Written problem: Your task is to gather the lines below that hold the string "right".
>> START Input for this task
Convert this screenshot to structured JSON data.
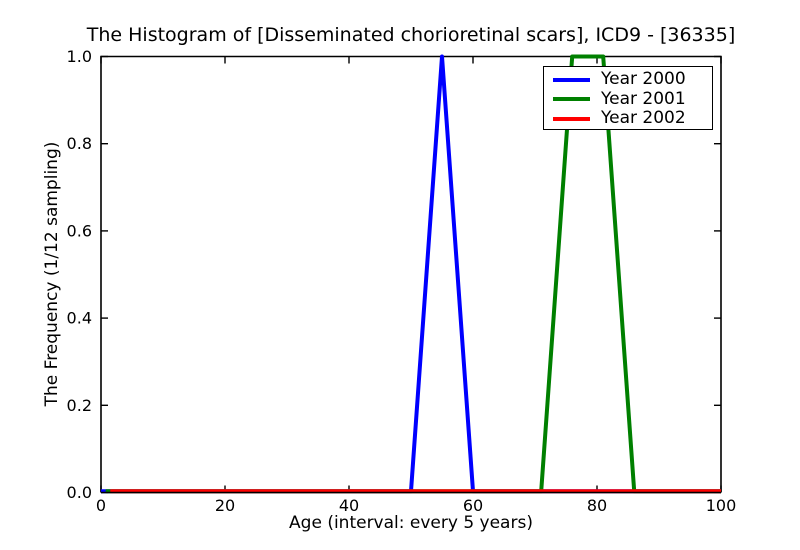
{
  "chart_data": {
    "type": "line",
    "title": "The Histogram of [Disseminated chorioretinal scars], ICD9 - [36335]",
    "xlabel": "Age (interval: every 5 years)",
    "ylabel": "The Frequency (1/12 sampling)",
    "xlim": [
      0,
      100
    ],
    "ylim": [
      0.0,
      1.0
    ],
    "xticks": [
      0,
      20,
      40,
      60,
      80,
      100
    ],
    "xtick_labels": [
      "0",
      "20",
      "40",
      "60",
      "80",
      "100"
    ],
    "yticks": [
      0.0,
      0.2,
      0.4,
      0.6,
      0.8,
      1.0
    ],
    "ytick_labels": [
      "0.0",
      "0.2",
      "0.4",
      "0.6",
      "0.8",
      "1.0"
    ],
    "grid": false,
    "legend": {
      "position": "upper right",
      "border_color": "#000000",
      "background": "#ffffff"
    },
    "axis_color": "#000000",
    "text_color": "#000000",
    "series": [
      {
        "name": "Year 2000",
        "color": "#0000ff",
        "points": [
          [
            0,
            0
          ],
          [
            50,
            0
          ],
          [
            55,
            1.0
          ],
          [
            60,
            0
          ],
          [
            100,
            0
          ]
        ]
      },
      {
        "name": "Year 2001",
        "color": "#008000",
        "points": [
          [
            0,
            0
          ],
          [
            71,
            0
          ],
          [
            76,
            1.0
          ],
          [
            81,
            1.0
          ],
          [
            86,
            0
          ],
          [
            100,
            0
          ]
        ]
      },
      {
        "name": "Year 2002",
        "color": "#ff0000",
        "points": [
          [
            0,
            0
          ],
          [
            100,
            0
          ]
        ]
      }
    ]
  }
}
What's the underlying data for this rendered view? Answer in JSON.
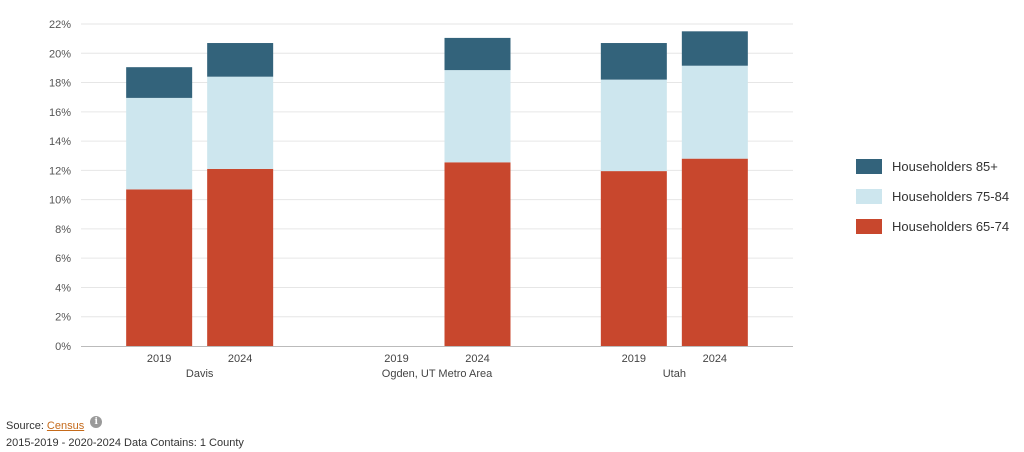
{
  "chart_data": {
    "type": "bar",
    "stacked": true,
    "groups": [
      {
        "label": "Davis",
        "categories": [
          "2019",
          "2024"
        ]
      },
      {
        "label": "Ogden, UT Metro Area",
        "categories": [
          "2019",
          "2024"
        ]
      },
      {
        "label": "Utah",
        "categories": [
          "2019",
          "2024"
        ]
      }
    ],
    "series": [
      {
        "name": "Householders 65-74",
        "color": "#c8472d",
        "values": [
          10.7,
          12.1,
          null,
          12.55,
          11.95,
          12.8
        ]
      },
      {
        "name": "Householders 75-84",
        "color": "#cde6ee",
        "values": [
          6.25,
          6.3,
          null,
          6.3,
          6.25,
          6.35
        ]
      },
      {
        "name": "Householders 85+",
        "color": "#33637b",
        "values": [
          2.1,
          2.3,
          null,
          2.2,
          2.5,
          2.35
        ]
      }
    ],
    "legend_order": [
      "Householders 85+",
      "Householders 75-84",
      "Householders 65-74"
    ],
    "ylim": [
      0,
      22
    ],
    "yticks": [
      "0%",
      "2%",
      "4%",
      "6%",
      "8%",
      "10%",
      "12%",
      "14%",
      "16%",
      "18%",
      "20%",
      "22%"
    ],
    "grid": true,
    "legend_position": "right"
  },
  "footer": {
    "source_prefix": "Source:",
    "source_link": "Census",
    "info_icon": "i",
    "note": "2015-2019 - 2020-2024 Data Contains: 1 County"
  }
}
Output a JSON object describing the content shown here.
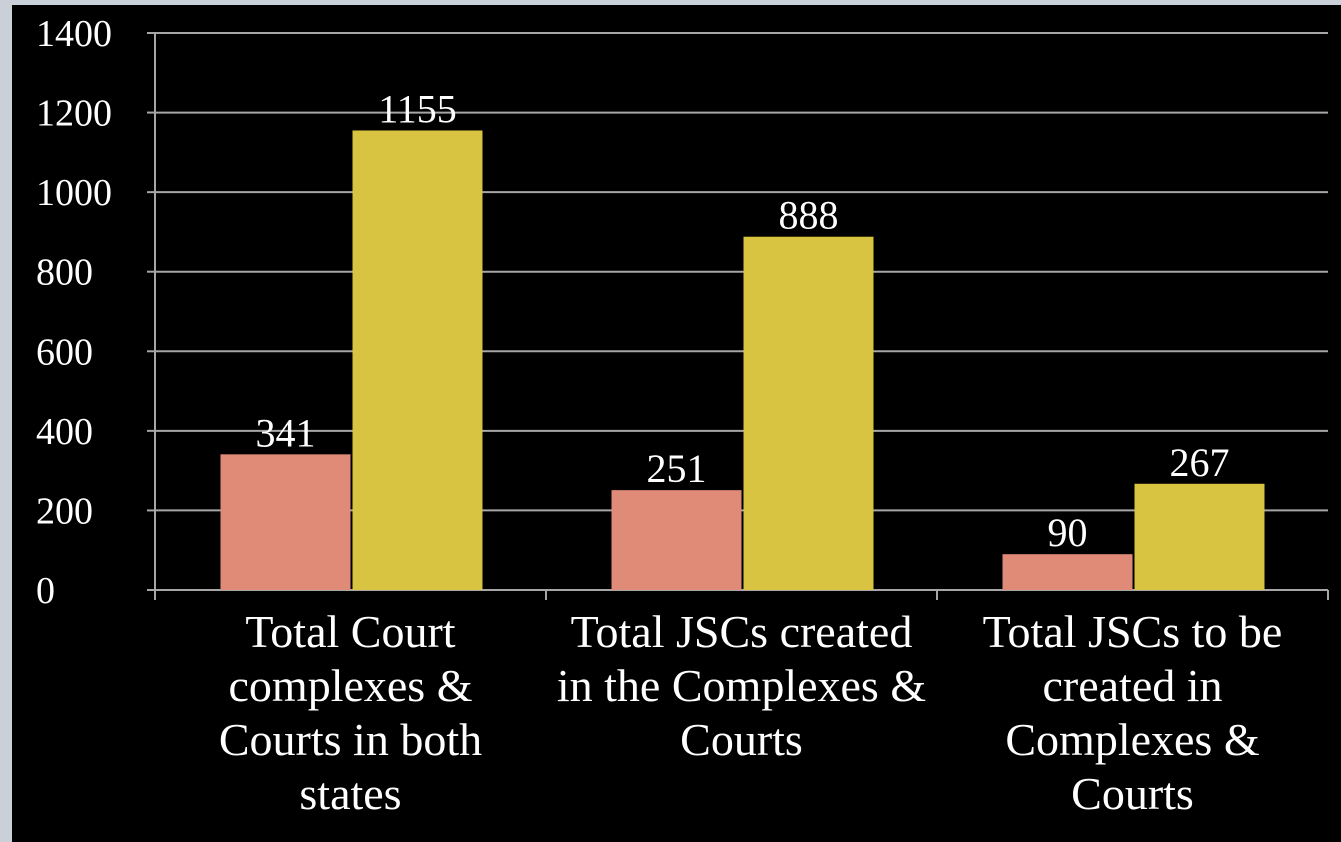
{
  "chart_data": {
    "type": "bar",
    "categories": [
      "Total Court complexes & Courts in both states",
      "Total JSCs created in the Complexes & Courts",
      "Total JSCs to be created in Complexes & Courts"
    ],
    "series": [
      {
        "color": "#e08a78",
        "values": [
          341,
          251,
          90
        ]
      },
      {
        "color": "#d9c441",
        "values": [
          1155,
          888,
          267
        ]
      }
    ],
    "ylim": [
      0,
      1400
    ],
    "yticks": [
      0,
      200,
      400,
      600,
      800,
      1000,
      1200,
      1400
    ],
    "grid": true
  }
}
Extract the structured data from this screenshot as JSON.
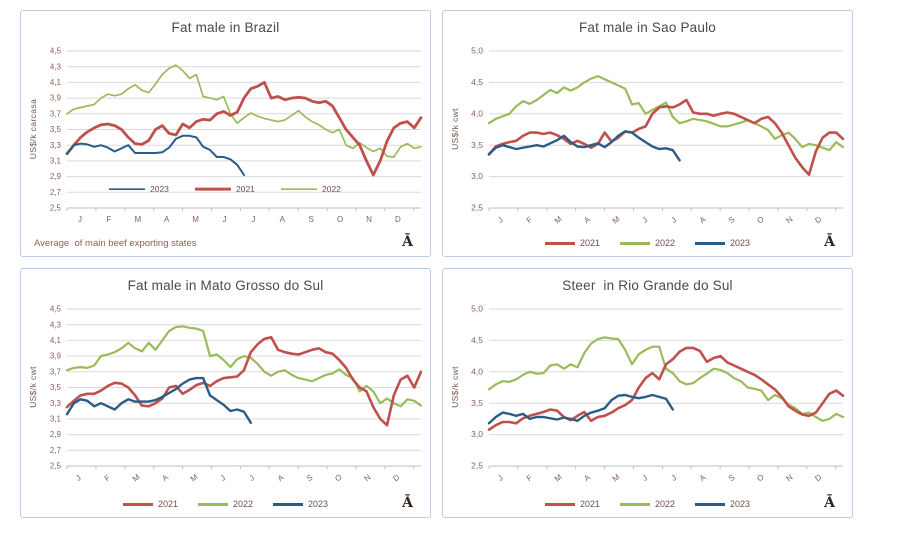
{
  "page": {
    "background": "#ffffff"
  },
  "logo_glyph": "Ā",
  "colors": {
    "red_2021": "#C0504D",
    "green_2022": "#9BBB59",
    "navy_2023": "#2A5C88",
    "grid": "#D9D9D9",
    "axis_line": "#BFBFBF",
    "axis_text": "#8C5F55",
    "title_text": "#4C4A48",
    "panel_border": "#B9CDE5",
    "legend_text": "#6F4F47",
    "logo": "#33241C"
  },
  "chart_data": [
    {
      "type": "line",
      "title": "Fat male in Brazil",
      "ylabel": "US$/k carcasa",
      "note": "Average  of main beef exporting states",
      "ylim": [
        2.5,
        4.5
      ],
      "ytick_labels": [
        "4,5",
        "4,3",
        "4,1",
        "3,9",
        "3,7",
        "3,5",
        "3,3",
        "3,1",
        "2,9",
        "2,7",
        "2,5"
      ],
      "ytick_values": [
        4.5,
        4.3,
        4.1,
        3.9,
        3.7,
        3.5,
        3.3,
        3.1,
        2.9,
        2.7,
        2.5
      ],
      "x_labels": [
        "J",
        "F",
        "M",
        "A",
        "M",
        "J",
        "J",
        "A",
        "S",
        "O",
        "N",
        "D"
      ],
      "x_labels_rotated": false,
      "grid": true,
      "legend_position": "inside-bottom-left",
      "legend_order": [
        "2023",
        "2021",
        "2022"
      ],
      "series": [
        {
          "name": "2022",
          "color_key": "green_2022",
          "width": 1.7,
          "values": [
            3.7,
            3.76,
            3.78,
            3.8,
            3.82,
            3.9,
            3.95,
            3.93,
            3.95,
            4.02,
            4.07,
            4.0,
            3.97,
            4.08,
            4.2,
            4.28,
            4.32,
            4.25,
            4.15,
            4.2,
            3.92,
            3.9,
            3.88,
            3.92,
            3.7,
            3.58,
            3.65,
            3.71,
            3.67,
            3.64,
            3.62,
            3.6,
            3.62,
            3.68,
            3.74,
            3.66,
            3.6,
            3.56,
            3.5,
            3.46,
            3.5,
            3.3,
            3.26,
            3.33,
            3.27,
            3.22,
            3.26,
            3.16,
            3.15,
            3.28,
            3.32,
            3.26,
            3.28
          ]
        },
        {
          "name": "2021",
          "color_key": "red_2021",
          "width": 2.8,
          "values": [
            3.19,
            3.3,
            3.4,
            3.47,
            3.52,
            3.56,
            3.57,
            3.55,
            3.5,
            3.4,
            3.32,
            3.31,
            3.36,
            3.5,
            3.55,
            3.45,
            3.43,
            3.57,
            3.52,
            3.6,
            3.63,
            3.62,
            3.7,
            3.73,
            3.68,
            3.72,
            3.9,
            4.02,
            4.05,
            4.1,
            3.9,
            3.92,
            3.88,
            3.9,
            3.91,
            3.9,
            3.86,
            3.84,
            3.86,
            3.8,
            3.65,
            3.5,
            3.4,
            3.3,
            3.1,
            2.92,
            3.1,
            3.35,
            3.52,
            3.58,
            3.6,
            3.52,
            3.65
          ]
        },
        {
          "name": "2023",
          "color_key": "navy_2023",
          "width": 2.0,
          "values": [
            3.19,
            3.3,
            3.32,
            3.31,
            3.28,
            3.3,
            3.27,
            3.22,
            3.26,
            3.3,
            3.2,
            3.2,
            3.2,
            3.2,
            3.21,
            3.27,
            3.38,
            3.42,
            3.42,
            3.4,
            3.28,
            3.24,
            3.15,
            3.15,
            3.12,
            3.05,
            2.92
          ]
        }
      ]
    },
    {
      "type": "line",
      "title": "Fat male in Sao Paulo",
      "ylabel": "US$/k cwt",
      "note": "",
      "ylim": [
        2.5,
        5.0
      ],
      "ytick_labels": [
        "5,0",
        "4,5",
        "4,0",
        "3,5",
        "3,0",
        "2,5"
      ],
      "ytick_values": [
        5.0,
        4.5,
        4.0,
        3.5,
        3.0,
        2.5
      ],
      "x_labels": [
        "J",
        "F",
        "M",
        "A",
        "M",
        "J",
        "J",
        "A",
        "S",
        "O",
        "N",
        "D"
      ],
      "x_labels_rotated": true,
      "grid": true,
      "legend_position": "below",
      "legend_order": [
        "2021",
        "2022",
        "2023"
      ],
      "series": [
        {
          "name": "2022",
          "color_key": "green_2022",
          "width": 2.2,
          "values": [
            3.85,
            3.92,
            3.96,
            4.0,
            4.12,
            4.2,
            4.16,
            4.22,
            4.3,
            4.38,
            4.33,
            4.42,
            4.37,
            4.42,
            4.5,
            4.56,
            4.6,
            4.55,
            4.5,
            4.45,
            4.4,
            4.15,
            4.17,
            4.0,
            4.06,
            4.12,
            4.18,
            3.95,
            3.85,
            3.88,
            3.92,
            3.9,
            3.88,
            3.84,
            3.8,
            3.8,
            3.83,
            3.86,
            3.9,
            3.85,
            3.8,
            3.74,
            3.6,
            3.66,
            3.7,
            3.6,
            3.47,
            3.52,
            3.5,
            3.46,
            3.42,
            3.55,
            3.47
          ]
        },
        {
          "name": "2021",
          "color_key": "red_2021",
          "width": 2.6,
          "values": [
            3.35,
            3.48,
            3.52,
            3.55,
            3.57,
            3.65,
            3.7,
            3.7,
            3.68,
            3.7,
            3.66,
            3.6,
            3.52,
            3.57,
            3.52,
            3.46,
            3.52,
            3.7,
            3.56,
            3.62,
            3.72,
            3.7,
            3.76,
            3.8,
            4.0,
            4.1,
            4.12,
            4.1,
            4.15,
            4.22,
            4.02,
            4.0,
            4.0,
            3.97,
            4.0,
            4.02,
            4.0,
            3.95,
            3.9,
            3.85,
            3.92,
            3.95,
            3.85,
            3.7,
            3.5,
            3.3,
            3.15,
            3.03,
            3.4,
            3.62,
            3.7,
            3.7,
            3.6
          ]
        },
        {
          "name": "2023",
          "color_key": "navy_2023",
          "width": 2.4,
          "values": [
            3.36,
            3.46,
            3.5,
            3.47,
            3.44,
            3.46,
            3.48,
            3.5,
            3.48,
            3.53,
            3.58,
            3.65,
            3.55,
            3.48,
            3.47,
            3.5,
            3.53,
            3.47,
            3.55,
            3.65,
            3.72,
            3.7,
            3.62,
            3.55,
            3.48,
            3.44,
            3.45,
            3.42,
            3.26
          ]
        }
      ]
    },
    {
      "type": "line",
      "title": "Fat male in Mato Grosso do Sul",
      "ylabel": "US$/k cwt",
      "note": "",
      "ylim": [
        2.5,
        4.5
      ],
      "ytick_labels": [
        "4,5",
        "4,3",
        "4,1",
        "3,9",
        "3,7",
        "3,5",
        "3,3",
        "3,1",
        "2,9",
        "2,7",
        "2,5"
      ],
      "ytick_values": [
        4.5,
        4.3,
        4.1,
        3.9,
        3.7,
        3.5,
        3.3,
        3.1,
        2.9,
        2.7,
        2.5
      ],
      "x_labels": [
        "J",
        "F",
        "M",
        "A",
        "M",
        "J",
        "J",
        "A",
        "S",
        "O",
        "N",
        "D"
      ],
      "x_labels_rotated": true,
      "grid": true,
      "legend_position": "below",
      "legend_order": [
        "2021",
        "2022",
        "2023"
      ],
      "series": [
        {
          "name": "2022",
          "color_key": "green_2022",
          "width": 2.2,
          "values": [
            3.72,
            3.75,
            3.76,
            3.75,
            3.78,
            3.9,
            3.92,
            3.95,
            4.0,
            4.07,
            4.0,
            3.96,
            4.07,
            3.98,
            4.1,
            4.22,
            4.27,
            4.28,
            4.26,
            4.25,
            4.22,
            3.9,
            3.92,
            3.85,
            3.76,
            3.86,
            3.9,
            3.88,
            3.8,
            3.7,
            3.65,
            3.7,
            3.72,
            3.66,
            3.62,
            3.6,
            3.58,
            3.62,
            3.66,
            3.68,
            3.73,
            3.66,
            3.62,
            3.45,
            3.52,
            3.45,
            3.3,
            3.36,
            3.3,
            3.26,
            3.35,
            3.33,
            3.27
          ]
        },
        {
          "name": "2021",
          "color_key": "red_2021",
          "width": 2.6,
          "values": [
            3.25,
            3.33,
            3.4,
            3.42,
            3.42,
            3.46,
            3.52,
            3.56,
            3.55,
            3.5,
            3.4,
            3.27,
            3.26,
            3.3,
            3.36,
            3.5,
            3.52,
            3.42,
            3.47,
            3.53,
            3.56,
            3.52,
            3.58,
            3.62,
            3.63,
            3.64,
            3.72,
            3.95,
            4.05,
            4.12,
            4.14,
            3.98,
            3.95,
            3.93,
            3.92,
            3.95,
            3.98,
            4.0,
            3.95,
            3.93,
            3.85,
            3.75,
            3.6,
            3.5,
            3.45,
            3.25,
            3.1,
            3.02,
            3.4,
            3.6,
            3.65,
            3.5,
            3.7
          ]
        },
        {
          "name": "2023",
          "color_key": "navy_2023",
          "width": 2.4,
          "values": [
            3.16,
            3.3,
            3.35,
            3.33,
            3.26,
            3.3,
            3.26,
            3.22,
            3.3,
            3.35,
            3.32,
            3.32,
            3.32,
            3.34,
            3.38,
            3.43,
            3.48,
            3.55,
            3.6,
            3.62,
            3.62,
            3.4,
            3.34,
            3.28,
            3.2,
            3.22,
            3.19,
            3.05
          ]
        }
      ]
    },
    {
      "type": "line",
      "title": "Steer  in Rio Grande do Sul",
      "ylabel": "US$/k cwt",
      "note": "",
      "ylim": [
        2.5,
        5.0
      ],
      "ytick_labels": [
        "5,0",
        "4,5",
        "4,0",
        "3,5",
        "3,0",
        "2,5"
      ],
      "ytick_values": [
        5.0,
        4.5,
        4.0,
        3.5,
        3.0,
        2.5
      ],
      "x_labels": [
        "J",
        "F",
        "M",
        "A",
        "M",
        "J",
        "J",
        "A",
        "S",
        "O",
        "N",
        "D"
      ],
      "x_labels_rotated": true,
      "grid": true,
      "legend_position": "below",
      "legend_order": [
        "2021",
        "2022",
        "2023"
      ],
      "series": [
        {
          "name": "2022",
          "color_key": "green_2022",
          "width": 2.2,
          "values": [
            3.72,
            3.8,
            3.85,
            3.84,
            3.88,
            3.95,
            4.0,
            3.97,
            3.98,
            4.1,
            4.12,
            4.05,
            4.12,
            4.07,
            4.3,
            4.45,
            4.52,
            4.55,
            4.53,
            4.52,
            4.35,
            4.12,
            4.28,
            4.35,
            4.4,
            4.4,
            4.05,
            3.98,
            3.85,
            3.8,
            3.82,
            3.9,
            3.97,
            4.05,
            4.03,
            3.98,
            3.9,
            3.85,
            3.75,
            3.73,
            3.7,
            3.55,
            3.63,
            3.58,
            3.48,
            3.42,
            3.33,
            3.35,
            3.28,
            3.22,
            3.25,
            3.33,
            3.28
          ]
        },
        {
          "name": "2021",
          "color_key": "red_2021",
          "width": 2.6,
          "values": [
            3.08,
            3.15,
            3.2,
            3.2,
            3.18,
            3.26,
            3.3,
            3.33,
            3.36,
            3.4,
            3.38,
            3.28,
            3.23,
            3.3,
            3.36,
            3.22,
            3.28,
            3.3,
            3.35,
            3.42,
            3.47,
            3.55,
            3.75,
            3.9,
            3.98,
            3.88,
            4.12,
            4.2,
            4.32,
            4.38,
            4.38,
            4.33,
            4.16,
            4.22,
            4.25,
            4.15,
            4.1,
            4.05,
            4.0,
            3.95,
            3.88,
            3.8,
            3.72,
            3.6,
            3.45,
            3.38,
            3.32,
            3.3,
            3.35,
            3.5,
            3.65,
            3.7,
            3.62
          ]
        },
        {
          "name": "2023",
          "color_key": "navy_2023",
          "width": 2.4,
          "values": [
            3.18,
            3.28,
            3.35,
            3.33,
            3.3,
            3.33,
            3.25,
            3.28,
            3.28,
            3.26,
            3.24,
            3.27,
            3.25,
            3.22,
            3.3,
            3.35,
            3.38,
            3.42,
            3.55,
            3.62,
            3.63,
            3.6,
            3.58,
            3.6,
            3.63,
            3.6,
            3.57,
            3.4
          ]
        }
      ]
    }
  ]
}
>> END Input for this task
Solution for this exercise:
      "position": "upper right",
    "legend_position": "right"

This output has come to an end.